- _ENTRIES SUPPLIED_

[BEGIN]

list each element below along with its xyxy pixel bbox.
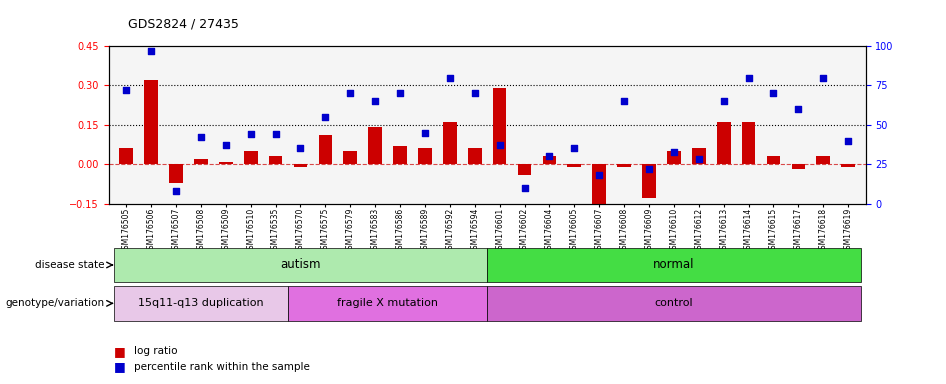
Bar <box>487 286 861 321</box>
Point <box>443 74 458 81</box>
Bar <box>145 80 158 164</box>
Point <box>219 142 234 148</box>
Bar <box>692 149 706 164</box>
Bar <box>792 164 805 169</box>
Point <box>641 166 657 172</box>
Text: 15q11-q13 duplication: 15q11-q13 duplication <box>138 298 264 308</box>
Point <box>716 98 731 104</box>
Bar <box>568 164 581 167</box>
Bar <box>487 248 861 282</box>
Bar <box>443 122 457 164</box>
Point <box>791 106 806 112</box>
Text: ■: ■ <box>114 360 125 373</box>
Point <box>342 90 358 96</box>
Text: control: control <box>655 298 693 308</box>
Point <box>666 149 681 155</box>
Text: log ratio: log ratio <box>134 346 178 356</box>
Text: autism: autism <box>280 258 321 271</box>
Text: GDS2824 / 27435: GDS2824 / 27435 <box>128 18 238 31</box>
Bar <box>493 88 506 164</box>
Point <box>118 87 133 93</box>
Point <box>318 114 333 120</box>
Text: genotype/variation: genotype/variation <box>5 298 104 308</box>
Bar <box>319 135 332 164</box>
Text: fragile X mutation: fragile X mutation <box>337 298 438 308</box>
Bar <box>194 159 208 164</box>
Point <box>393 90 408 96</box>
Bar <box>293 164 307 167</box>
Bar <box>114 286 288 321</box>
Bar <box>468 149 482 164</box>
Point <box>766 90 781 96</box>
Bar <box>642 164 656 198</box>
Bar <box>742 122 756 164</box>
Point <box>517 185 532 191</box>
Bar <box>418 149 431 164</box>
Point <box>692 156 707 162</box>
Bar <box>717 122 730 164</box>
Bar <box>766 156 780 164</box>
Point <box>591 172 606 178</box>
Bar <box>244 151 257 164</box>
Bar <box>269 156 283 164</box>
Bar <box>114 248 487 282</box>
Bar <box>816 156 831 164</box>
Bar <box>343 151 358 164</box>
Point <box>492 142 507 148</box>
Point <box>542 153 557 159</box>
Text: normal: normal <box>653 258 694 271</box>
Point <box>841 137 856 144</box>
Point <box>467 90 482 96</box>
Bar <box>517 164 532 175</box>
Point <box>243 131 258 137</box>
Bar <box>219 162 233 164</box>
Bar <box>394 146 407 164</box>
Bar <box>543 156 556 164</box>
Point <box>368 98 383 104</box>
Text: ■: ■ <box>114 345 125 358</box>
Text: percentile rank within the sample: percentile rank within the sample <box>134 362 310 372</box>
Bar <box>169 164 183 182</box>
Bar <box>119 149 133 164</box>
Point <box>168 188 184 194</box>
Bar <box>667 151 681 164</box>
Bar <box>618 164 631 167</box>
Point <box>741 74 756 81</box>
Bar <box>592 164 606 206</box>
Point <box>417 130 432 136</box>
Bar <box>368 127 382 164</box>
Point <box>144 48 159 54</box>
Point <box>293 146 308 152</box>
Point <box>268 131 283 137</box>
Point <box>617 98 632 104</box>
Bar <box>841 164 855 167</box>
Bar <box>288 286 487 321</box>
Point <box>567 146 582 152</box>
Text: disease state: disease state <box>35 260 104 270</box>
Point <box>815 74 831 81</box>
Point <box>193 134 208 141</box>
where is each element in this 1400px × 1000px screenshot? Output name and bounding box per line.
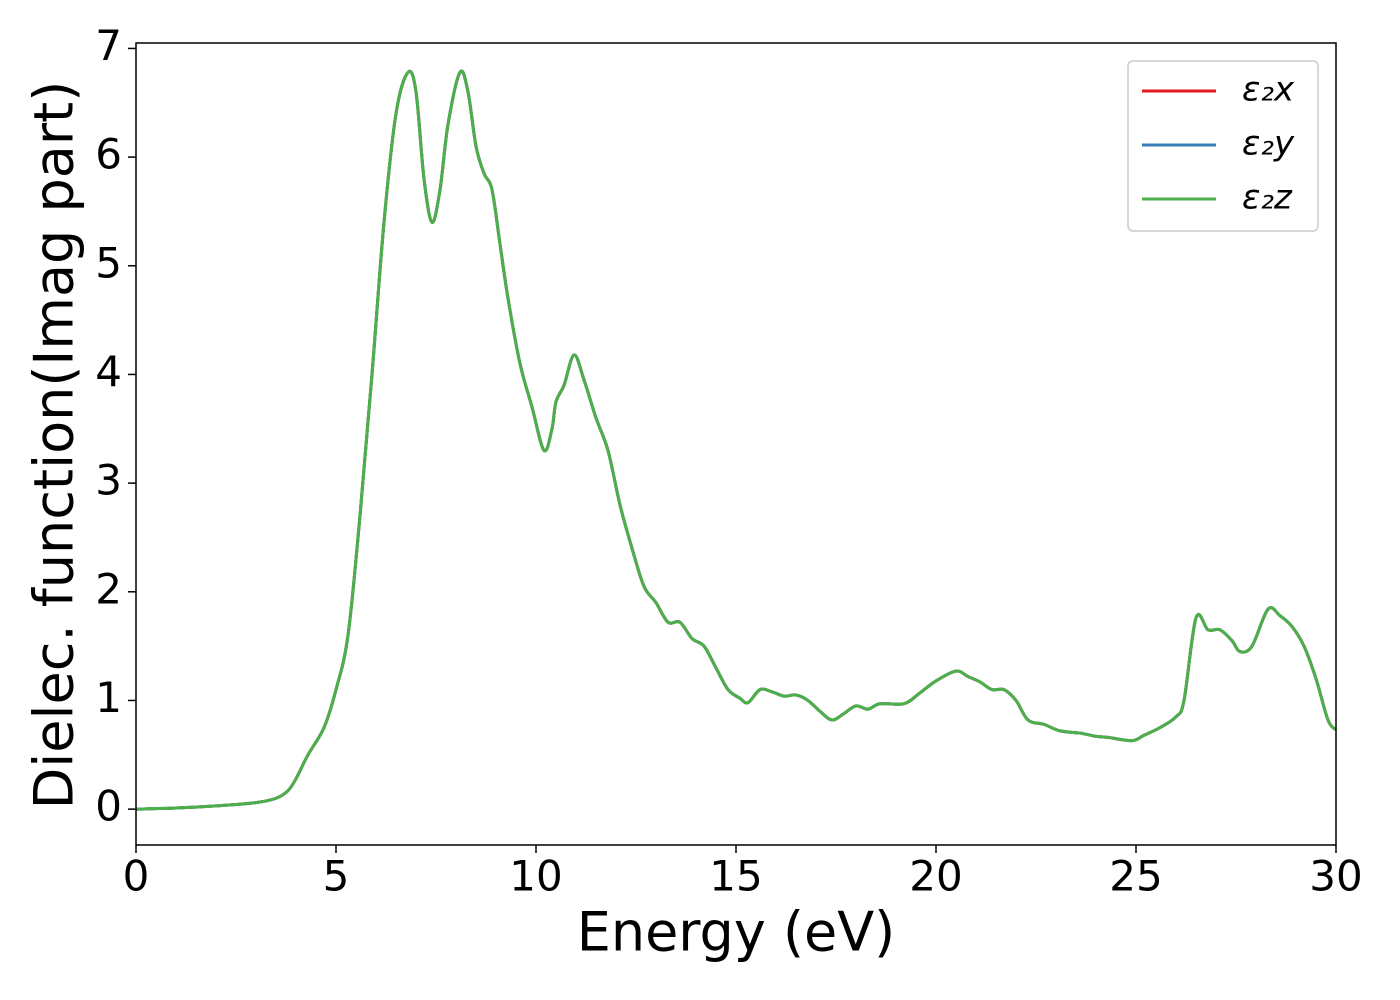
x-tick-label: 25 — [1109, 852, 1162, 901]
y-tick-label: 1 — [95, 673, 122, 722]
y-tick-label: 2 — [95, 564, 122, 613]
x-axis-label: Energy (eV) — [577, 901, 896, 964]
legend-label: ε₂x — [1242, 70, 1295, 110]
x-tick-label: 0 — [123, 852, 150, 901]
data-line — [136, 69, 1336, 811]
y-tick-label: 7 — [95, 21, 122, 70]
y-axis-label: Dielec. function(Imag part) — [23, 81, 86, 810]
legend-label: ε₂y — [1242, 124, 1295, 164]
y-tick-label: 0 — [95, 782, 122, 831]
legend-box — [1127, 60, 1319, 232]
y-tick-label: 5 — [95, 238, 122, 287]
plot-frame — [135, 42, 1337, 846]
y-tick-label: 4 — [95, 347, 122, 396]
x-tick-label: 5 — [323, 852, 350, 901]
x-tick-label: 10 — [509, 852, 562, 901]
x-tick-label: 30 — [1309, 852, 1362, 901]
legend-label: ε₂z — [1242, 178, 1293, 218]
y-tick-label: 3 — [95, 456, 122, 505]
y-tick-label: 6 — [95, 130, 122, 179]
x-tick-label: 20 — [909, 852, 962, 901]
x-tick-label: 15 — [709, 852, 762, 901]
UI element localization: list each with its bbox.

[END]

- _WHAT IS BEING ASKED_
Reproduce the data above, substituting "y-axis-tick" for every occurrence of "y-tick-label" and leaving everything else unchanged. Omit the pictures from the reproduction.

- _OUTPUT OF THE TASK_
list each element below along with its xyxy pixel bbox.
Bar <box>487 286 861 321</box>
Point <box>443 74 458 81</box>
Bar <box>145 80 158 164</box>
Point <box>219 142 234 148</box>
Bar <box>692 149 706 164</box>
Bar <box>792 164 805 169</box>
Point <box>641 166 657 172</box>
Text: 15q11-q13 duplication: 15q11-q13 duplication <box>138 298 264 308</box>
Point <box>716 98 731 104</box>
Bar <box>568 164 581 167</box>
Bar <box>487 248 861 282</box>
Bar <box>443 122 457 164</box>
Point <box>791 106 806 112</box>
Text: ■: ■ <box>114 360 125 373</box>
Point <box>342 90 358 96</box>
Text: control: control <box>655 298 693 308</box>
Point <box>666 149 681 155</box>
Text: log ratio: log ratio <box>134 346 178 356</box>
Text: autism: autism <box>280 258 321 271</box>
Text: GDS2824 / 27435: GDS2824 / 27435 <box>128 18 238 31</box>
Bar <box>493 88 506 164</box>
Point <box>118 87 133 93</box>
Point <box>318 114 333 120</box>
Text: genotype/variation: genotype/variation <box>5 298 104 308</box>
Bar <box>319 135 332 164</box>
Text: fragile X mutation: fragile X mutation <box>337 298 438 308</box>
Bar <box>194 159 208 164</box>
Point <box>393 90 408 96</box>
Bar <box>293 164 307 167</box>
Bar <box>114 286 288 321</box>
Bar <box>468 149 482 164</box>
Point <box>766 90 781 96</box>
Bar <box>642 164 656 198</box>
Bar <box>742 122 756 164</box>
Point <box>517 185 532 191</box>
Bar <box>418 149 431 164</box>
Point <box>692 156 707 162</box>
Bar <box>717 122 730 164</box>
Bar <box>766 156 780 164</box>
Point <box>591 172 606 178</box>
Bar <box>244 151 257 164</box>
Bar <box>269 156 283 164</box>
Bar <box>114 248 487 282</box>
Bar <box>816 156 831 164</box>
Bar <box>343 151 358 164</box>
Point <box>492 142 507 148</box>
Point <box>542 153 557 159</box>
Text: normal: normal <box>653 258 694 271</box>
Point <box>841 137 856 144</box>
Point <box>467 90 482 96</box>
Bar <box>517 164 532 175</box>
Point <box>243 131 258 137</box>
Bar <box>219 162 233 164</box>
Bar <box>394 146 407 164</box>
Bar <box>543 156 556 164</box>
Point <box>368 98 383 104</box>
Text: ■: ■ <box>114 345 125 358</box>
Text: percentile rank within the sample: percentile rank within the sample <box>134 362 310 372</box>
Bar <box>169 164 183 182</box>
Bar <box>119 149 133 164</box>
Point <box>168 188 184 194</box>
Bar <box>667 151 681 164</box>
Bar <box>618 164 631 167</box>
Point <box>741 74 756 81</box>
Bar <box>592 164 606 206</box>
Point <box>417 130 432 136</box>
Bar <box>368 127 382 164</box>
Point <box>144 48 159 54</box>
Point <box>293 146 308 152</box>
Point <box>268 131 283 137</box>
Point <box>617 98 632 104</box>
Bar <box>841 164 855 167</box>
Bar <box>288 286 487 321</box>
Point <box>567 146 582 152</box>
Text: disease state: disease state <box>35 260 104 270</box>
Point <box>815 74 831 81</box>
Point <box>193 134 208 141</box>
where is each element in this 1400px × 1000px screenshot? Output name and bounding box per line.
x-tick-label: 25 — [1109, 852, 1162, 901]
y-axis-tick: 1 — [95, 673, 122, 722]
y-axis-tick: 2 — [95, 564, 122, 613]
x-axis-label: Energy (eV) — [577, 901, 896, 964]
legend-label: ε₂x — [1242, 70, 1295, 110]
x-tick-label: 0 — [123, 852, 150, 901]
data-line — [136, 69, 1336, 811]
y-axis-tick: 7 — [95, 21, 122, 70]
y-axis-label: Dielec. function(Imag part) — [23, 81, 86, 810]
legend-label: ε₂y — [1242, 124, 1295, 164]
y-axis-tick: 0 — [95, 782, 122, 831]
legend-box — [1127, 60, 1319, 232]
y-axis-tick: 5 — [95, 238, 122, 287]
plot-frame — [135, 42, 1337, 846]
y-axis-tick: 4 — [95, 347, 122, 396]
x-tick-label: 5 — [323, 852, 350, 901]
x-tick-label: 10 — [509, 852, 562, 901]
x-tick-label: 30 — [1309, 852, 1362, 901]
legend-label: ε₂z — [1242, 178, 1293, 218]
y-axis-tick: 3 — [95, 456, 122, 505]
y-axis-tick: 6 — [95, 130, 122, 179]
x-tick-label: 20 — [909, 852, 962, 901]
x-tick-label: 15 — [709, 852, 762, 901]
UI element localization: list each with its bbox.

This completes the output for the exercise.